Listings of elements and boxes
--
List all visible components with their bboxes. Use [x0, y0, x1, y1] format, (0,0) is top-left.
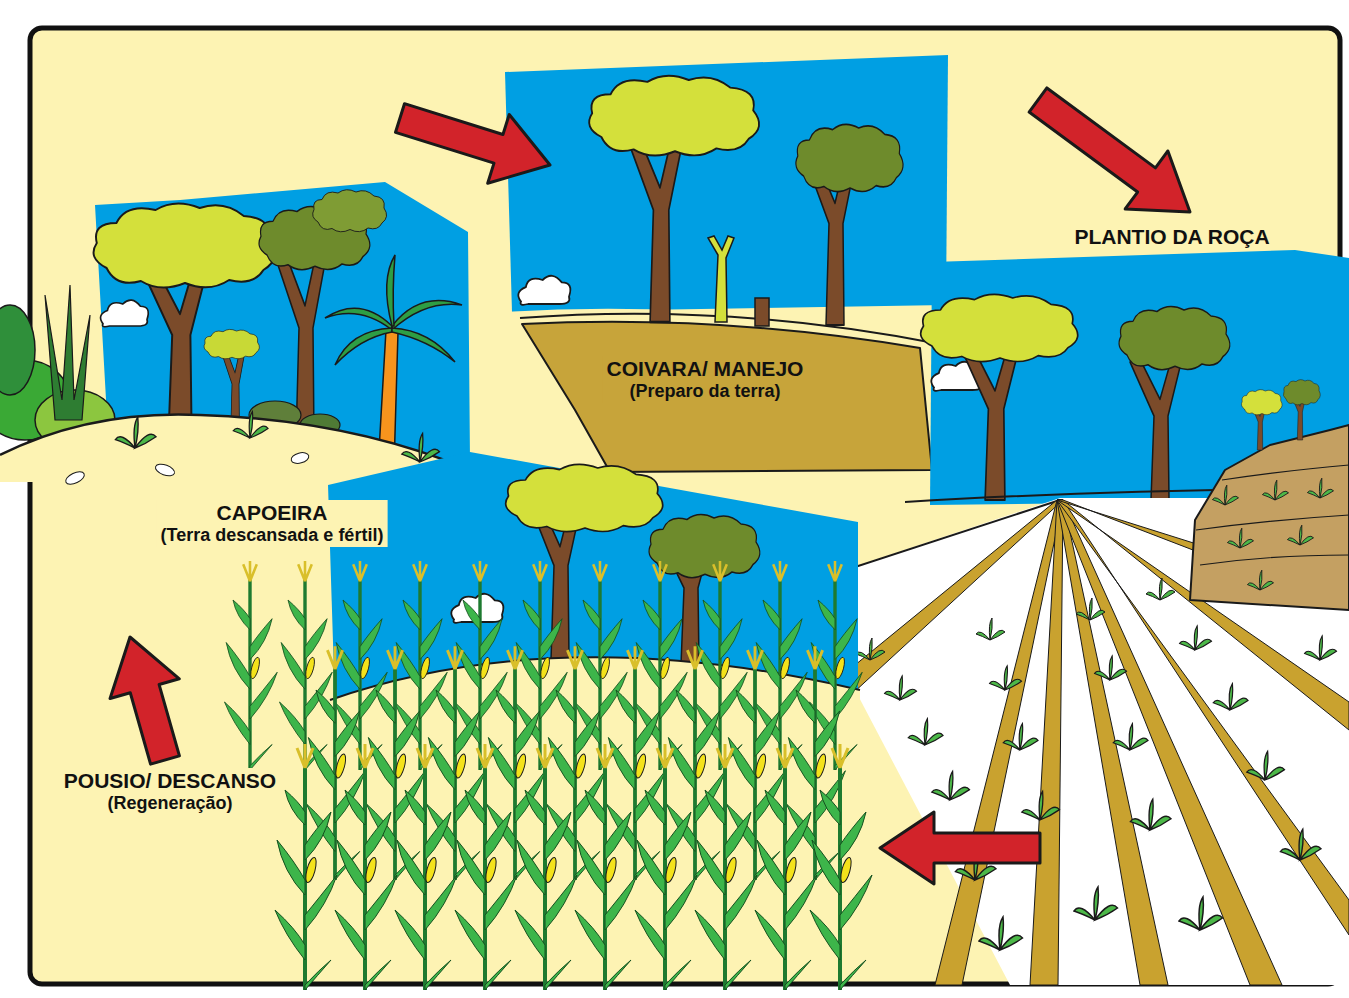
fallen-leaf — [154, 462, 176, 478]
terraced-hill — [1190, 425, 1349, 610]
label-group: POUSIO/ DESCANSO(Regeneração) — [60, 768, 280, 815]
stage-subtitle: (Regeneração) — [60, 793, 280, 815]
seedling — [1305, 636, 1337, 660]
stage-panel: POUSIO/ DESCANSO(Regeneração) — [20, 760, 880, 990]
seedling — [1130, 799, 1171, 830]
flow-arrow — [396, 104, 550, 184]
stage-subtitle: (Terra descansada e fértil) — [157, 525, 388, 547]
corn-plant — [225, 561, 278, 770]
corn-plant — [635, 744, 697, 990]
seedling — [932, 771, 970, 800]
tree-crown — [796, 124, 903, 191]
cloud — [101, 300, 149, 327]
tree-crown — [921, 294, 1078, 361]
seedling — [1074, 887, 1118, 920]
cloud — [518, 276, 570, 305]
tree-crown — [204, 329, 259, 358]
cut-stump — [708, 236, 734, 322]
stage-title: CAPOEIRA — [157, 500, 388, 525]
corn-plant — [695, 744, 757, 990]
corn-plant — [515, 744, 577, 990]
tree-trunk — [1130, 350, 1183, 500]
seedling — [1076, 598, 1105, 620]
seedling — [885, 676, 917, 700]
stage-title: COIVARA/ MANEJO — [603, 356, 808, 381]
flow-arrow — [110, 637, 179, 764]
seedling — [1022, 791, 1060, 820]
seedling — [1113, 724, 1148, 750]
corn-plant — [755, 744, 817, 990]
bush — [0, 305, 35, 395]
seedling — [1247, 751, 1285, 780]
seedling — [1287, 525, 1313, 545]
seedling — [1227, 528, 1253, 548]
corn-plant — [395, 744, 457, 990]
seedling — [402, 433, 440, 462]
hill-line — [0, 415, 470, 471]
seedling — [979, 917, 1023, 950]
seedling — [115, 417, 156, 448]
seedling — [1003, 724, 1038, 750]
seedling — [1247, 570, 1273, 590]
fallen-leaf — [64, 469, 86, 487]
spiky-plant — [45, 285, 90, 420]
label-group: COIVARA/ MANEJO(Preparo da terra) — [603, 356, 808, 403]
corn-plant — [275, 744, 337, 990]
tree-crown — [506, 464, 663, 531]
seedling — [1212, 485, 1238, 505]
stage-panel: PLANTIO DA ROÇA — [1040, 212, 1340, 880]
palm-leaf — [387, 255, 395, 326]
corn-plant — [455, 744, 517, 990]
corn-plant — [335, 744, 397, 990]
seedling — [1146, 578, 1175, 600]
stage-title: POUSIO/ DESCANSO — [60, 768, 280, 793]
seedling — [1307, 478, 1333, 498]
palm-leaf — [335, 328, 392, 365]
stage-panel: COIVARA/ MANEJO(Preparo da terra) — [550, 60, 1038, 470]
seedling — [908, 719, 943, 745]
stage-panel: CAPOEIRA(Terra descansada e fértil) — [10, 100, 400, 637]
seedling — [1280, 829, 1321, 860]
tree-crown — [313, 190, 387, 232]
seedling — [1180, 626, 1212, 650]
seedling — [1213, 684, 1248, 710]
stage-subtitle: (Preparo da terra) — [603, 381, 808, 403]
stage-title: PLANTIO DA ROÇA — [1070, 224, 1273, 249]
tree-crown — [94, 203, 275, 287]
seedling — [990, 666, 1022, 690]
label-group: CAPOEIRA(Terra descansada e fértil) — [157, 500, 388, 547]
seedling — [1262, 480, 1288, 500]
seedling — [856, 638, 885, 660]
flow-arrow — [1029, 88, 1190, 212]
seedling — [1179, 897, 1223, 930]
prepared-field — [522, 322, 932, 472]
tree-crown — [589, 76, 759, 156]
label-group: PLANTIO DA ROÇA — [1070, 224, 1273, 249]
seedling — [976, 618, 1005, 640]
corn-plant — [575, 744, 637, 990]
corn-plant — [280, 561, 333, 770]
tree-crown — [1241, 390, 1282, 415]
tree-trunk — [962, 338, 1020, 501]
tree-crown — [1119, 307, 1230, 370]
tree-crown — [1283, 380, 1320, 405]
cut-stump — [755, 298, 769, 326]
seedling — [233, 412, 268, 438]
palm-leaf — [325, 308, 392, 330]
terrace-line — [1196, 465, 1349, 565]
corn-plant — [810, 744, 872, 990]
furrow — [1057, 500, 1168, 985]
palm-leaf — [392, 328, 455, 362]
seedling — [1095, 656, 1127, 680]
fallen-leaf — [290, 451, 310, 465]
flow-arrow — [880, 812, 1040, 884]
furrow — [935, 500, 1063, 985]
palm-leaf — [392, 301, 462, 330]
--
#### [TASK REQUIREMENTS]
Rewrite every line of the listing above as a numbered list, skipping any blank lines and leaving out the picture.

#### [ANSWER IN FULL]
1. List all visible components with their bboxes. Use [x0, y0, x1, y1] format, (0,0) is top-left.
2. fallen-leaf — [154, 462, 176, 478]
3. terraced-hill — [1190, 425, 1349, 610]
4. label-group: POUSIO/ DESCANSO(Regeneração) — [60, 768, 280, 815]
5. stage-subtitle: (Regeneração) — [60, 793, 280, 815]
6. seedling — [1305, 636, 1337, 660]
7. stage-panel: POUSIO/ DESCANSO(Regeneração) — [20, 760, 880, 990]
8. seedling — [1130, 799, 1171, 830]
9. flow-arrow — [396, 104, 550, 184]
10. stage-subtitle: (Terra descansada e fértil) — [157, 525, 388, 547]
11. corn-plant — [225, 561, 278, 770]
12. corn-plant — [635, 744, 697, 990]
13. seedling — [932, 771, 970, 800]
14. tree-crown — [796, 124, 903, 191]
15. cloud — [101, 300, 149, 327]
16. tree-crown — [921, 294, 1078, 361]
17. seedling — [1074, 887, 1118, 920]
18. cloud — [518, 276, 570, 305]
19. tree-crown — [204, 329, 259, 358]
20. cut-stump — [708, 236, 734, 322]
21. stage-title: CAPOEIRA — [157, 500, 388, 525]
22. corn-plant — [695, 744, 757, 990]
23. corn-plant — [515, 744, 577, 990]
24. tree-trunk — [1130, 350, 1183, 500]
25. seedling — [1076, 598, 1105, 620]
26. seedling — [885, 676, 917, 700]
27. stage-title: COIVARA/ MANEJO — [603, 356, 808, 381]
28. flow-arrow — [110, 637, 179, 764]
29. seedling — [1022, 791, 1060, 820]
30. seedling — [1113, 724, 1148, 750]
31. corn-plant — [755, 744, 817, 990]
32. bush — [0, 305, 35, 395]
33. seedling — [1247, 751, 1285, 780]
34. seedling — [1287, 525, 1313, 545]
35. seedling — [1227, 528, 1253, 548]
36. corn-plant — [395, 744, 457, 990]
37. seedling — [402, 433, 440, 462]
38. hill-line — [0, 415, 470, 471]
39. seedling — [979, 917, 1023, 950]
40. seedling — [115, 417, 156, 448]
41. seedling — [1003, 724, 1038, 750]
42. seedling — [1247, 570, 1273, 590]
43. fallen-leaf — [64, 469, 86, 487]
44. spiky-plant — [45, 285, 90, 420]
45. label-group: COIVARA/ MANEJO(Preparo da terra) — [603, 356, 808, 403]
46. corn-plant — [275, 744, 337, 990]
47. tree-crown — [506, 464, 663, 531]
48. seedling — [1212, 485, 1238, 505]
49. stage-panel: PLANTIO DA ROÇA — [1040, 212, 1340, 880]
50. palm-leaf — [387, 255, 395, 326]
51. corn-plant — [455, 744, 517, 990]
52. corn-plant — [335, 744, 397, 990]
53. seedling — [1146, 578, 1175, 600]
54. stage-title: POUSIO/ DESCANSO — [60, 768, 280, 793]
55. seedling — [1307, 478, 1333, 498]
56. palm-leaf — [335, 328, 392, 365]
57. stage-panel: COIVARA/ MANEJO(Preparo da terra) — [550, 60, 1038, 470]
58. seedling — [908, 719, 943, 745]
59. stage-panel: CAPOEIRA(Terra descansada e fértil) — [10, 100, 400, 637]
60. seedling — [1280, 829, 1321, 860]
61. tree-crown — [313, 190, 387, 232]
62. seedling — [1180, 626, 1212, 650]
63. seedling — [1213, 684, 1248, 710]
64. stage-subtitle: (Preparo da terra) — [603, 381, 808, 403]
65. stage-title: PLANTIO DA ROÇA — [1070, 224, 1273, 249]
66. tree-crown — [94, 203, 275, 287]
67. seedling — [990, 666, 1022, 690]
68. label-group: CAPOEIRA(Terra descansada e fértil) — [157, 500, 388, 547]
69. seedling — [1262, 480, 1288, 500]
70. seedling — [856, 638, 885, 660]
71. flow-arrow — [1029, 88, 1190, 212]
72. seedling — [1179, 897, 1223, 930]
73. prepared-field — [522, 322, 932, 472]
74. tree-crown — [589, 76, 759, 156]
75. label-group: PLANTIO DA ROÇA — [1070, 224, 1273, 249]
76. seedling — [976, 618, 1005, 640]
77. corn-plant — [575, 744, 637, 990]
78. corn-plant — [280, 561, 333, 770]
79. tree-crown — [1241, 390, 1282, 415]
80. tree-trunk — [962, 338, 1020, 501]
81. tree-crown — [1119, 307, 1230, 370]
82. tree-crown — [1283, 380, 1320, 405]
83. cut-stump — [755, 298, 769, 326]
84. seedling — [233, 412, 268, 438]
85. palm-leaf — [325, 308, 392, 330]
86. terrace-line — [1196, 465, 1349, 565]
87. corn-plant — [810, 744, 872, 990]
88. furrow — [1057, 500, 1168, 985]
89. palm-leaf — [392, 328, 455, 362]
90. seedling — [1095, 656, 1127, 680]
91. fallen-leaf — [290, 451, 310, 465]
92. flow-arrow — [880, 812, 1040, 884]
93. furrow — [935, 500, 1063, 985]
94. palm-leaf — [392, 301, 462, 330]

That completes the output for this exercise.